*Set task*:
Collect every line below that contains the word "page".

*Record extracts*:
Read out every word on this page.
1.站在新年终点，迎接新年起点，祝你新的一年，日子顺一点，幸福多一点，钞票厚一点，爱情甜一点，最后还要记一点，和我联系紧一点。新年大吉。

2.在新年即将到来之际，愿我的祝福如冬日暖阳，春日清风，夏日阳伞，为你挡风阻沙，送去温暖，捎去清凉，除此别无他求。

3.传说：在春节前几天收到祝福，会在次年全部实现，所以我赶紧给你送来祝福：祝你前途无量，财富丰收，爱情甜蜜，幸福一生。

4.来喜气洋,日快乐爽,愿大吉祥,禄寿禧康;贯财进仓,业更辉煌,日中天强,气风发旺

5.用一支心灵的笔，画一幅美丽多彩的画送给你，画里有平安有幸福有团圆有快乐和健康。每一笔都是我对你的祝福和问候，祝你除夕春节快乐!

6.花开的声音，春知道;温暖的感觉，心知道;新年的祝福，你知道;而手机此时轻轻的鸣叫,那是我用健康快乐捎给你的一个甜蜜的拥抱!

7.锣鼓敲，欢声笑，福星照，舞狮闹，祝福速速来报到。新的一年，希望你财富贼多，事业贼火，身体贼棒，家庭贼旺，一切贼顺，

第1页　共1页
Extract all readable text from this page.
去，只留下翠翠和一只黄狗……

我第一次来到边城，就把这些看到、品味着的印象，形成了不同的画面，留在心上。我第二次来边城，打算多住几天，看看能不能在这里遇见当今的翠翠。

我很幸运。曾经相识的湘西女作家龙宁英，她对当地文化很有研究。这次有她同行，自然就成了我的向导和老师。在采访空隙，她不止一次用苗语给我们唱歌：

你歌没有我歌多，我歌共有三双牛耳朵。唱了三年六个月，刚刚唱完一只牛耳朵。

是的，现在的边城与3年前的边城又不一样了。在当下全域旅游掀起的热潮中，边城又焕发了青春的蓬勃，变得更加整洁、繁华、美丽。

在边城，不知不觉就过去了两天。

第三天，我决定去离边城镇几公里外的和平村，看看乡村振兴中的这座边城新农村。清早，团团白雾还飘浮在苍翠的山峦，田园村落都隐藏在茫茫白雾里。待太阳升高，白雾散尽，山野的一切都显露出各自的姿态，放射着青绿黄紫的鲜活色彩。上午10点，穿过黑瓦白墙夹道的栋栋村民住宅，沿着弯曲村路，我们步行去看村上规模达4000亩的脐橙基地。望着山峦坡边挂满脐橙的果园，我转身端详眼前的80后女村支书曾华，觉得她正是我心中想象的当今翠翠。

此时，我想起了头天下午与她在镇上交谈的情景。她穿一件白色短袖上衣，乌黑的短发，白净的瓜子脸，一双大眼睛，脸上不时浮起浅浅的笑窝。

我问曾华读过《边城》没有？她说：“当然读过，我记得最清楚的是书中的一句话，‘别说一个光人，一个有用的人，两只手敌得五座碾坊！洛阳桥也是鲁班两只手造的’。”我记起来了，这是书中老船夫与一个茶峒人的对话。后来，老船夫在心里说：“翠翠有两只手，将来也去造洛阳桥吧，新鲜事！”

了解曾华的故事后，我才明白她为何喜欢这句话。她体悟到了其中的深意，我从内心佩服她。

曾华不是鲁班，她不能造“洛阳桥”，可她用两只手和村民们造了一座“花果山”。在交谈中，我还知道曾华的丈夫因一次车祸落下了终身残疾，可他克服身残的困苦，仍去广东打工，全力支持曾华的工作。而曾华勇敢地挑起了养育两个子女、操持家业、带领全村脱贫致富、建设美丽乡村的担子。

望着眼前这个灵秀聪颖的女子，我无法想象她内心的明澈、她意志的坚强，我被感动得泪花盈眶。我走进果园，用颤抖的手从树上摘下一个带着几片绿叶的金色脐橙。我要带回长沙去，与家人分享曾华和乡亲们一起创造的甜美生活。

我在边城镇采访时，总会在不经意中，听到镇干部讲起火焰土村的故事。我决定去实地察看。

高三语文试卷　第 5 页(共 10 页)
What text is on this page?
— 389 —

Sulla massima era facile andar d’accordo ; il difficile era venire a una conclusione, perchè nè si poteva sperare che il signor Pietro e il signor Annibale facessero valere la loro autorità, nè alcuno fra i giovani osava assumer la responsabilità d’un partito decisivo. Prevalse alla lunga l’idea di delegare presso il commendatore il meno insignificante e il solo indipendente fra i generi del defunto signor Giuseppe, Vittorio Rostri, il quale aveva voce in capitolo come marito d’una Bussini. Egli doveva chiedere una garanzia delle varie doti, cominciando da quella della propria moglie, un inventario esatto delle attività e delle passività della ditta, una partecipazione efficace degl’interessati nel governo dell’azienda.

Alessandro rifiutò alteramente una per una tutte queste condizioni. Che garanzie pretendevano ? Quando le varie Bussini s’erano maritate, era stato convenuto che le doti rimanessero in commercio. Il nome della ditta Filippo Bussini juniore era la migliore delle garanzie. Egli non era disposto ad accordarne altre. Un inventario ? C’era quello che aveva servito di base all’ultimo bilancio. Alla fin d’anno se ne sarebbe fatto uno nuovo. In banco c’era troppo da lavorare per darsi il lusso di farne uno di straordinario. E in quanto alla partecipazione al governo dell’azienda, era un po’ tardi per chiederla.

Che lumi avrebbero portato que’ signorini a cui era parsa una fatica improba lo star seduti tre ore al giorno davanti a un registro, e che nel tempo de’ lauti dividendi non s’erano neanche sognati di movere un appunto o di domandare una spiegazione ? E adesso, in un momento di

*Solved exercise*:
Read out every word on this page.
Extract all readable text from this page.
What text is on this page?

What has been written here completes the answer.